#### TASK DIRECTIONS:
Copy every line in which the string "Forschungen" occurs.

#### DATA SHOWN:
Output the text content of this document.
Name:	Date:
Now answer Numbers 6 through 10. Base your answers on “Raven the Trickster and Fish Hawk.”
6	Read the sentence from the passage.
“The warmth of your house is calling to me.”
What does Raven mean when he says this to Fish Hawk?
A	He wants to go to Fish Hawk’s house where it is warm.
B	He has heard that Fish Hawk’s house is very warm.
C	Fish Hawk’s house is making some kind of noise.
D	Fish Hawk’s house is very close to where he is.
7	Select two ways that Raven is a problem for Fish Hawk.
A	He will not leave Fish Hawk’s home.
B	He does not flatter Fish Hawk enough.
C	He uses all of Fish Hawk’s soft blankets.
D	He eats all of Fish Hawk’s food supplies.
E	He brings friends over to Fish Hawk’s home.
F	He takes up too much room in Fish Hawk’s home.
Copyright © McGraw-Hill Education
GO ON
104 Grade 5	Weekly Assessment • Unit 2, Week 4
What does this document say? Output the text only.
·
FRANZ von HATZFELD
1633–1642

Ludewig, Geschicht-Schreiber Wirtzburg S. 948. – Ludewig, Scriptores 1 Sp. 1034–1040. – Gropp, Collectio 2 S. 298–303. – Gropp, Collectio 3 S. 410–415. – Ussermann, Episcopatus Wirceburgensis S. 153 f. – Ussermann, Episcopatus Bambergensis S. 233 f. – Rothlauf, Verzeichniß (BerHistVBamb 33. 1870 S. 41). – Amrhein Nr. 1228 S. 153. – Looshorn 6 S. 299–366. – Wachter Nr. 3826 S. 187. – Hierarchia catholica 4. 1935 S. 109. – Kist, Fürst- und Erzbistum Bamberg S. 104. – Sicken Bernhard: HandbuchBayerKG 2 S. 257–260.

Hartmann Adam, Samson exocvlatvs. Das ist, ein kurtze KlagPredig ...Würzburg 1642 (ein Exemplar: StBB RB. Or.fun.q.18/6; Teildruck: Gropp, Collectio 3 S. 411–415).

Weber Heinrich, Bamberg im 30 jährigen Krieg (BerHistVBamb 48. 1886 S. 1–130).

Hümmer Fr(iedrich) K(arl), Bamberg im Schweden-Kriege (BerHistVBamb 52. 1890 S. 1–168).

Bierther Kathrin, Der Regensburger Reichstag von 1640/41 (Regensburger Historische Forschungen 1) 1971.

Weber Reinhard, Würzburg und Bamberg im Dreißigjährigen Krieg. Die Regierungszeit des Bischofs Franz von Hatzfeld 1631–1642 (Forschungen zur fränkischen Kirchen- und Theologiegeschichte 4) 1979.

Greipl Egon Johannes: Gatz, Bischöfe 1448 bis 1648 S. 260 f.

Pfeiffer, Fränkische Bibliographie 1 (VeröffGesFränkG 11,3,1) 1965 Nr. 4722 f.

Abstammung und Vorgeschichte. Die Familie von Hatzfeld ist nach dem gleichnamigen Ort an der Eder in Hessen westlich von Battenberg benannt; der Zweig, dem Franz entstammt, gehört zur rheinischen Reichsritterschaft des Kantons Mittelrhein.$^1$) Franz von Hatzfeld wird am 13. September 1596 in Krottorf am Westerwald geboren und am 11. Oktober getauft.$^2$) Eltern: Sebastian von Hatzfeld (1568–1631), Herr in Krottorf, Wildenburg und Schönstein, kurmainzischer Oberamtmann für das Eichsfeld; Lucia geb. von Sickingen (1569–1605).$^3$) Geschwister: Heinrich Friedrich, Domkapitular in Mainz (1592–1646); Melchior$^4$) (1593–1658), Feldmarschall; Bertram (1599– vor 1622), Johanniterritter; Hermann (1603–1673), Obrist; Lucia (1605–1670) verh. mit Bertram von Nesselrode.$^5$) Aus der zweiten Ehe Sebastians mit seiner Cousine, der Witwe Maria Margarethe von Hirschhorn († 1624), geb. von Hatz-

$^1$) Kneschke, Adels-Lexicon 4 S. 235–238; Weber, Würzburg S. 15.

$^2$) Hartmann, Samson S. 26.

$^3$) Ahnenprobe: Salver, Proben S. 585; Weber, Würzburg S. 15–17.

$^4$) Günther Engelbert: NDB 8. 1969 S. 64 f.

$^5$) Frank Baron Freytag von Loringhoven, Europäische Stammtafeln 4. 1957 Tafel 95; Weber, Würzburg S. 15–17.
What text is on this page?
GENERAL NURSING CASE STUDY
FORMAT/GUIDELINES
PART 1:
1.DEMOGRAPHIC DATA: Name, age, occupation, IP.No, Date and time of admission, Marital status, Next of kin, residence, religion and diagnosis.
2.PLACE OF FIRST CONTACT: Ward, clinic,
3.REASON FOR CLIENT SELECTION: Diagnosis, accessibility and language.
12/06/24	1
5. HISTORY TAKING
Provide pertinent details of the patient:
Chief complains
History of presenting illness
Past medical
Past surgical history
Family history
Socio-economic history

#### REPLY TO THE EXERCISE:
Bierther Kathrin, Der Regensburger Reichstag von 1640/41 (Regensburger Historische Forschungen 1) 1971.
Weber Reinhard, Würzburg und Bamberg im Dreißigjährigen Krieg. Die Regierungszeit des Bischofs Franz von Hatzfeld 1631–1642 (Forschungen zur fränkischen Kirchen- und Theologiegeschichte 4) 1979.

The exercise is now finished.